▸ **Given problem**
With the pictures omitted, write out the entries that follow exactly as they stand.

[Extracted records]
|---|
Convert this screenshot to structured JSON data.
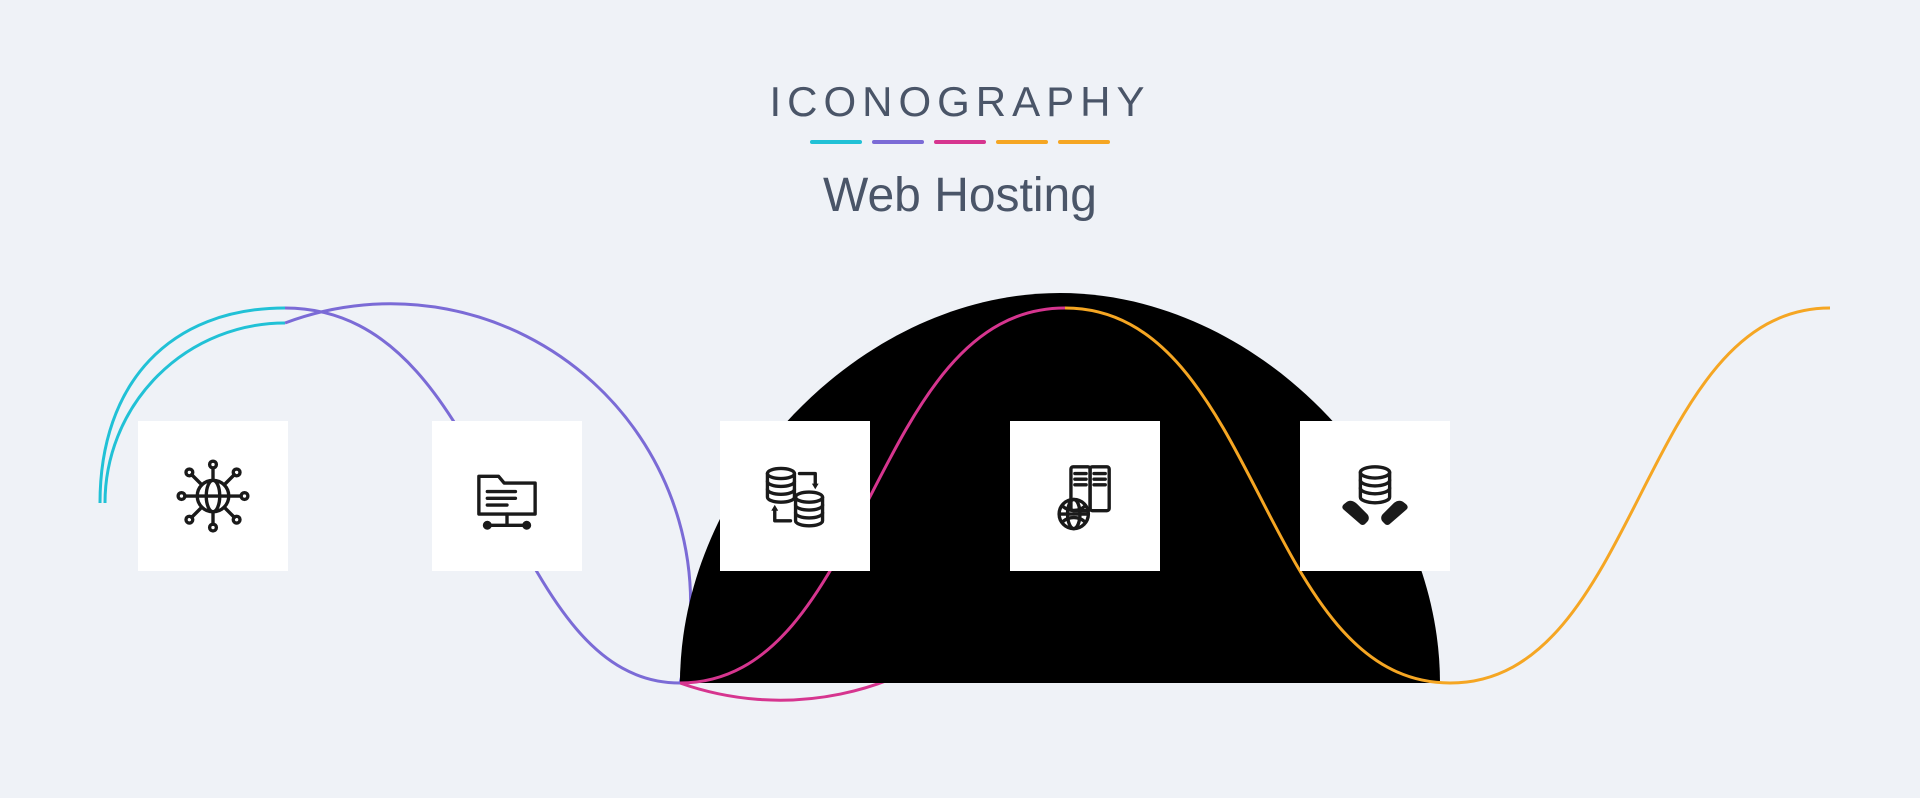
{
  "header": {
    "brand": "ICONOGRAPHY",
    "subtitle": "Web Hosting"
  },
  "palette": {
    "cyan": "#21c1d6",
    "purple": "#7b6bd6",
    "magenta": "#d6358f",
    "orange": "#f5a623"
  },
  "icons": [
    {
      "id": "globe-network",
      "label": "Global Network"
    },
    {
      "id": "folder-share",
      "label": "Shared Folder"
    },
    {
      "id": "database-sync",
      "label": "Database Sync"
    },
    {
      "id": "global-server",
      "label": "Global Server"
    },
    {
      "id": "database-care",
      "label": "Managed Database"
    }
  ]
}
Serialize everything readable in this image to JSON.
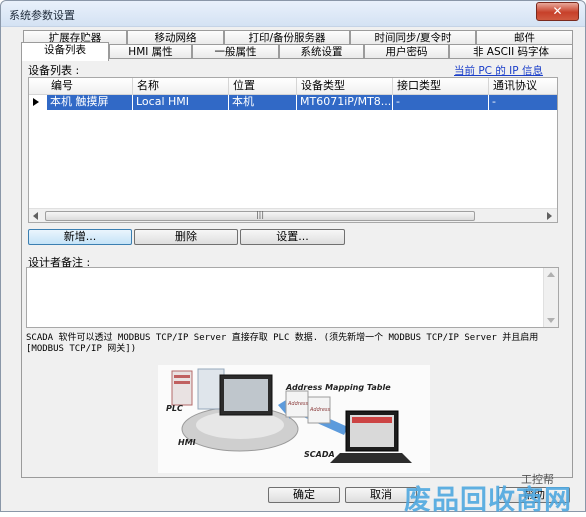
|---|
▸ **Answer to the task**
Convert this screenshot to structured JSON data.
{
  "header": {
    "brand": "ICONOGRAPHY",
    "subtitle": "Web Hosting"
  },
  "palette": {
    "cyan": "#21c1d6",
    "purple": "#7b6bd6",
    "magenta": "#d6358f",
    "orange": "#f5a623"
  },
  "icons": [
    {
      "id": "globe-network",
      "label": "Global Network"
    },
    {
      "id": "folder-share",
      "label": "Shared Folder"
    },
    {
      "id": "database-sync",
      "label": "Database Sync"
    },
    {
      "id": "global-server",
      "label": "Global Server"
    },
    {
      "id": "database-care",
      "label": "Managed Database"
    }
  ]
}
Serialize everything readable in this image to JSON.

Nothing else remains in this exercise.